### ZADANIE PISEMNE
Wyodrębnij z danych każdy wiersz, w którym występuje ciąg „data”. Wielkość liter ma znaczenie.

### DANE DO ĆWICZENIA
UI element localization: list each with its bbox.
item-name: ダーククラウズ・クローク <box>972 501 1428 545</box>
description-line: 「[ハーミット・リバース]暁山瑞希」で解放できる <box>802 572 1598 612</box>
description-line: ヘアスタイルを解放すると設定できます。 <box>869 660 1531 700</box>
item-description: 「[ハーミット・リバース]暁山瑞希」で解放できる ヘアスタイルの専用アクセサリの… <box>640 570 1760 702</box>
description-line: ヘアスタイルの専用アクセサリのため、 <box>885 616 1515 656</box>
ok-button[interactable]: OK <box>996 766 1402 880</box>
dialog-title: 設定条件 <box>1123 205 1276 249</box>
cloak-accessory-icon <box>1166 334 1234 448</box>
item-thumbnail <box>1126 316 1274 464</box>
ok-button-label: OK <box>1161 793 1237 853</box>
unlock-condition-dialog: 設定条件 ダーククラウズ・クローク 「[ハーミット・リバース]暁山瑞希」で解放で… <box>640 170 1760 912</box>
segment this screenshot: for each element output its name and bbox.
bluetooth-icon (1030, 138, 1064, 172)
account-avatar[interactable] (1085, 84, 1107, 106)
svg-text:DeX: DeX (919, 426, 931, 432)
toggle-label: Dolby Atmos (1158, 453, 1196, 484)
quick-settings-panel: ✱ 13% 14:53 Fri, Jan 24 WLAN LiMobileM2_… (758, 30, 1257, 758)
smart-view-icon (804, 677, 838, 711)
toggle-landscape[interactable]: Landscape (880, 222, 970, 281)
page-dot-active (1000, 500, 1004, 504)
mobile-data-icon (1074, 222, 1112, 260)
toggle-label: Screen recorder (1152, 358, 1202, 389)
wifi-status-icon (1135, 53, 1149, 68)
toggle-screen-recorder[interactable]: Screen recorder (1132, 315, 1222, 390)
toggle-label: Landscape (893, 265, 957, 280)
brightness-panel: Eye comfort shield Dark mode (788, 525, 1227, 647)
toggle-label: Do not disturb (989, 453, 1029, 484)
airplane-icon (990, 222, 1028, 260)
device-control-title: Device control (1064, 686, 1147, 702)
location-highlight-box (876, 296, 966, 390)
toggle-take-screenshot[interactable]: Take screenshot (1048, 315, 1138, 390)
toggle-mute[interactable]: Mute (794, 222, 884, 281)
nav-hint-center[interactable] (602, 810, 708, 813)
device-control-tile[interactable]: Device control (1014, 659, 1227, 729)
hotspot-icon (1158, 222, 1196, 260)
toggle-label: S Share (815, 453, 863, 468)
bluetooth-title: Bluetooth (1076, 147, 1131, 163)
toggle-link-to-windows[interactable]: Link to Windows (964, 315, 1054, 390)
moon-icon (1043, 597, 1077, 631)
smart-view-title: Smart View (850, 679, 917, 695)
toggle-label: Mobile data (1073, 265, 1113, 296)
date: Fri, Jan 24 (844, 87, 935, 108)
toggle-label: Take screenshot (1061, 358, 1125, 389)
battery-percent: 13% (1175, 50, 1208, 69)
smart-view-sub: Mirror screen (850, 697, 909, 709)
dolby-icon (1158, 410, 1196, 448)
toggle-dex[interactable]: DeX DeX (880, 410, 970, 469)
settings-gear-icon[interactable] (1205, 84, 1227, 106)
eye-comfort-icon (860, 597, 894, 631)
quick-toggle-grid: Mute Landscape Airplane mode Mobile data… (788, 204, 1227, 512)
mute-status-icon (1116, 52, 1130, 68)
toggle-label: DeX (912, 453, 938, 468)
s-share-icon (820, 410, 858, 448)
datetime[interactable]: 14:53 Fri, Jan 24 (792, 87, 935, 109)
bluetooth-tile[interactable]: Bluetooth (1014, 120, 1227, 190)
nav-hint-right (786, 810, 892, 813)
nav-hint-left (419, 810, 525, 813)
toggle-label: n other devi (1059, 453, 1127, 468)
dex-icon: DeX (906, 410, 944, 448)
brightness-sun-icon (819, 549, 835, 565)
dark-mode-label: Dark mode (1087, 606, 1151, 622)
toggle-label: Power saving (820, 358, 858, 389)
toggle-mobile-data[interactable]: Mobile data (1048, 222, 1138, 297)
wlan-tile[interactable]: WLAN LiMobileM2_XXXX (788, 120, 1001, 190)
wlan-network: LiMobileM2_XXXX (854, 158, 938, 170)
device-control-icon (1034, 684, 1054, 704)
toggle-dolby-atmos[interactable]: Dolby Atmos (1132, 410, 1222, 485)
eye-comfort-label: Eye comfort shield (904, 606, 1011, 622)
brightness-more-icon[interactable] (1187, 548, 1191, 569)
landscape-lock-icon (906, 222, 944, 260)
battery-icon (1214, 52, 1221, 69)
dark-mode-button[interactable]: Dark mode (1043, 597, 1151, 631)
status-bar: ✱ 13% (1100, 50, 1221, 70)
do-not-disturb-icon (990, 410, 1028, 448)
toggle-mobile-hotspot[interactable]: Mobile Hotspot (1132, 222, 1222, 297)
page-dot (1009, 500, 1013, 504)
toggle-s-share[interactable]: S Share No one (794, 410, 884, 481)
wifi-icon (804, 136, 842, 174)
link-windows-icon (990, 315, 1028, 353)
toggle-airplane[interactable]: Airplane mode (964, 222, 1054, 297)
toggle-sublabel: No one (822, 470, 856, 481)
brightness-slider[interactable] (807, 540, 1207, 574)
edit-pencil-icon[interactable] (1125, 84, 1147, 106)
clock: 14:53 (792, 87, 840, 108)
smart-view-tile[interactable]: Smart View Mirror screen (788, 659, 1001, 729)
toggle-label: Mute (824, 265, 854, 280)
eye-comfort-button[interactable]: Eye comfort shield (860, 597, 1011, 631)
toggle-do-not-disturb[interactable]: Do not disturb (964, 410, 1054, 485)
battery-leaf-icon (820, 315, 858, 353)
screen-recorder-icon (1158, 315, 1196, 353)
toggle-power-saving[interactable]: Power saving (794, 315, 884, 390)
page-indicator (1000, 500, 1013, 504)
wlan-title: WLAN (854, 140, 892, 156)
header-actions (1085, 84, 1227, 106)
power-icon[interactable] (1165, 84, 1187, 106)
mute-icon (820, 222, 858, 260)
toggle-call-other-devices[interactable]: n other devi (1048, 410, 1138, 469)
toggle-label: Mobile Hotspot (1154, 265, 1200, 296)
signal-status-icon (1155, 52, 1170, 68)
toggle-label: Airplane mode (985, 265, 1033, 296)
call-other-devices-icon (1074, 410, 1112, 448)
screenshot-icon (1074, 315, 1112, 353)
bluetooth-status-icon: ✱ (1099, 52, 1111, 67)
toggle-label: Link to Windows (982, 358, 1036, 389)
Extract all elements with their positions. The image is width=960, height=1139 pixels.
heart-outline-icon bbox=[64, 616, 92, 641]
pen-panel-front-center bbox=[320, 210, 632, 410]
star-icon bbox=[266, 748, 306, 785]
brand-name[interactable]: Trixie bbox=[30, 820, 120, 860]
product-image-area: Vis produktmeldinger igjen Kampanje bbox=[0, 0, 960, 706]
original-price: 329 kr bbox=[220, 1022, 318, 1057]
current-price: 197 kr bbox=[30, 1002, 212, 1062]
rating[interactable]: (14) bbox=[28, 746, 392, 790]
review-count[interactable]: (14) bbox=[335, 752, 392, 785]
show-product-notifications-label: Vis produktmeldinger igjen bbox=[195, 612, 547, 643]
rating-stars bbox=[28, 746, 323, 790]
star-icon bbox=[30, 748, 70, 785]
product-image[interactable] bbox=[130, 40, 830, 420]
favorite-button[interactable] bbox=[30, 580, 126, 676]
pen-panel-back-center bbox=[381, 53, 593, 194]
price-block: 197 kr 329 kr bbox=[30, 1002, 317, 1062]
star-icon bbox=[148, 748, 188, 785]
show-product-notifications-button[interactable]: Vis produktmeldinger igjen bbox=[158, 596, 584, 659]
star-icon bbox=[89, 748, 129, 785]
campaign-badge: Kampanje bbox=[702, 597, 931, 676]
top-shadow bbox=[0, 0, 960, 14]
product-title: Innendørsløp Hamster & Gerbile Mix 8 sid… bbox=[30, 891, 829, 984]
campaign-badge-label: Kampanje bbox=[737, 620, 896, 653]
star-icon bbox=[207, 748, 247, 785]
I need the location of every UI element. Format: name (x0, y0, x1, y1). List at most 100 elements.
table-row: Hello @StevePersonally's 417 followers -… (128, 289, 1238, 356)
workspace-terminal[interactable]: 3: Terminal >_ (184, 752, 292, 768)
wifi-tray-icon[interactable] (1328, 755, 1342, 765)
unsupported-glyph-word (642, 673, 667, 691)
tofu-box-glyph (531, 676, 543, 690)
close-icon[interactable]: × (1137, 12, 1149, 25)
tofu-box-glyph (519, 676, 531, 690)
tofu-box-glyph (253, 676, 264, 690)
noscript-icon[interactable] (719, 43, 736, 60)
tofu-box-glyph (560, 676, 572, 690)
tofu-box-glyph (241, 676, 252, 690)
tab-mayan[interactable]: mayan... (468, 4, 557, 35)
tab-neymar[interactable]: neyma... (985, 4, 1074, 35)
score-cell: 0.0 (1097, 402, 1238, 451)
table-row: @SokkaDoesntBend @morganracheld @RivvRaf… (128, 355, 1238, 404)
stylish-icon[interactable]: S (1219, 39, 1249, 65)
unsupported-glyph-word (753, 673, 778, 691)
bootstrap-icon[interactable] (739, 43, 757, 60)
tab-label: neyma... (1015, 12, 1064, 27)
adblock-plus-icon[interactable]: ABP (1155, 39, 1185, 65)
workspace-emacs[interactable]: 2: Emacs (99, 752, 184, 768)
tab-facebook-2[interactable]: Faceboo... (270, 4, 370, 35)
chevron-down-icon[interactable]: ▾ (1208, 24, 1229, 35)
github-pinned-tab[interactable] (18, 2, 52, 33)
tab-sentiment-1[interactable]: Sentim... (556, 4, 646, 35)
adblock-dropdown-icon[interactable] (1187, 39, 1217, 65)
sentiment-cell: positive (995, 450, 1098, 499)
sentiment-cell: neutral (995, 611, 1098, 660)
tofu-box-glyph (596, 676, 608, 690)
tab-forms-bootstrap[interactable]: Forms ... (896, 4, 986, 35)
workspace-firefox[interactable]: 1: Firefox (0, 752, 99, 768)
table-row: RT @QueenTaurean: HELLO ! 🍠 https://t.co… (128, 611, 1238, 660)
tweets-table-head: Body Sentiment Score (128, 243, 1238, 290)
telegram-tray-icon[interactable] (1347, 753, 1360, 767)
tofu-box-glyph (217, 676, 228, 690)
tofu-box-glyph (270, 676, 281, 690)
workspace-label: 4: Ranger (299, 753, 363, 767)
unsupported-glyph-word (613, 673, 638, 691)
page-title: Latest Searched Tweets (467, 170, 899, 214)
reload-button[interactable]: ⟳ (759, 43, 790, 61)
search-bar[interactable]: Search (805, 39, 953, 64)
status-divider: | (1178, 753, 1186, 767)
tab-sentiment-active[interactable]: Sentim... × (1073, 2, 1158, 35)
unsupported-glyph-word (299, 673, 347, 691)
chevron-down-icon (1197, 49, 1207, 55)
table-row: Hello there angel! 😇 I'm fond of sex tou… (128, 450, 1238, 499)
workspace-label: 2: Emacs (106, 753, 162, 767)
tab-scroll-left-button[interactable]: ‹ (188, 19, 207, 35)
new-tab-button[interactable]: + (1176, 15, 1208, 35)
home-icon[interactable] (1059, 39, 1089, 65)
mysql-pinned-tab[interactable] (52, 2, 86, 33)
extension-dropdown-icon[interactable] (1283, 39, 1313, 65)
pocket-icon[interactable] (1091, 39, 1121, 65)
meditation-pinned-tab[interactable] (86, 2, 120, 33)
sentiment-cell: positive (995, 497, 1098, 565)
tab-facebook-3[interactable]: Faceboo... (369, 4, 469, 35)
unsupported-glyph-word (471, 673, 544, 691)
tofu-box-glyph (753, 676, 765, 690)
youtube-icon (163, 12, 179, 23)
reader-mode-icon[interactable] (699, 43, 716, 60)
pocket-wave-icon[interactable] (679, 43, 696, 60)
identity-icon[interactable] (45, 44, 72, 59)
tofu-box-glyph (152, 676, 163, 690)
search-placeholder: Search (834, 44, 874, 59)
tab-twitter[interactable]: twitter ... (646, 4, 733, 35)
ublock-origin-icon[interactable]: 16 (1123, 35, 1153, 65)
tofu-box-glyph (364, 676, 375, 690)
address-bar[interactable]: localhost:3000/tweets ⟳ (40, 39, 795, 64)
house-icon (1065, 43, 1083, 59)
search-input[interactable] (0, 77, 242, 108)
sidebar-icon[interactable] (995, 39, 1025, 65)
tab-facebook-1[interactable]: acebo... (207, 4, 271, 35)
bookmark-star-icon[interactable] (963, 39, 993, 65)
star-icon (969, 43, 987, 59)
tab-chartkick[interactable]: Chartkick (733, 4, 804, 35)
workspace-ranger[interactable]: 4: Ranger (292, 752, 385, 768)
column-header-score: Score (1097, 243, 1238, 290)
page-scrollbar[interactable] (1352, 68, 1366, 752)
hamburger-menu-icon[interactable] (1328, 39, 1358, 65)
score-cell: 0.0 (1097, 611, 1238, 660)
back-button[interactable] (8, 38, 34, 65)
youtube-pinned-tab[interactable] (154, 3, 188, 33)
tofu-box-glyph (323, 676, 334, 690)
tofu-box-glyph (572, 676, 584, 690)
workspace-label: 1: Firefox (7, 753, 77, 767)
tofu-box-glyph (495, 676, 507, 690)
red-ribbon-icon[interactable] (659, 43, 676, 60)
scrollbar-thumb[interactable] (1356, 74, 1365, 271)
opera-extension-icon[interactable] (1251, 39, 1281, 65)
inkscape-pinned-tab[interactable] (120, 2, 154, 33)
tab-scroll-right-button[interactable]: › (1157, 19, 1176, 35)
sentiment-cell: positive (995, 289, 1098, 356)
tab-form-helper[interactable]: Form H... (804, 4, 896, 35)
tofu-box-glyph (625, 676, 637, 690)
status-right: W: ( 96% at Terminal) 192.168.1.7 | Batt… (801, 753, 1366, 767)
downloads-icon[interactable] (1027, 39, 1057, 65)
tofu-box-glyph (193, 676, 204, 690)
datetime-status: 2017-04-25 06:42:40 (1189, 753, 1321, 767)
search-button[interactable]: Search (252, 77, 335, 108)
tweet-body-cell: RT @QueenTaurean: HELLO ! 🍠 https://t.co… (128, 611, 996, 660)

### ODPOWIEDŹ
mobile-data-icon (1074, 222, 1112, 260)
toggle-label: Mobile data (1073, 265, 1113, 296)
quick-toggle-grid: Mute Landscape Airplane mode Mobile data… (788, 204, 1227, 512)
toggle-mobile-data[interactable]: Mobile data (1048, 222, 1138, 297)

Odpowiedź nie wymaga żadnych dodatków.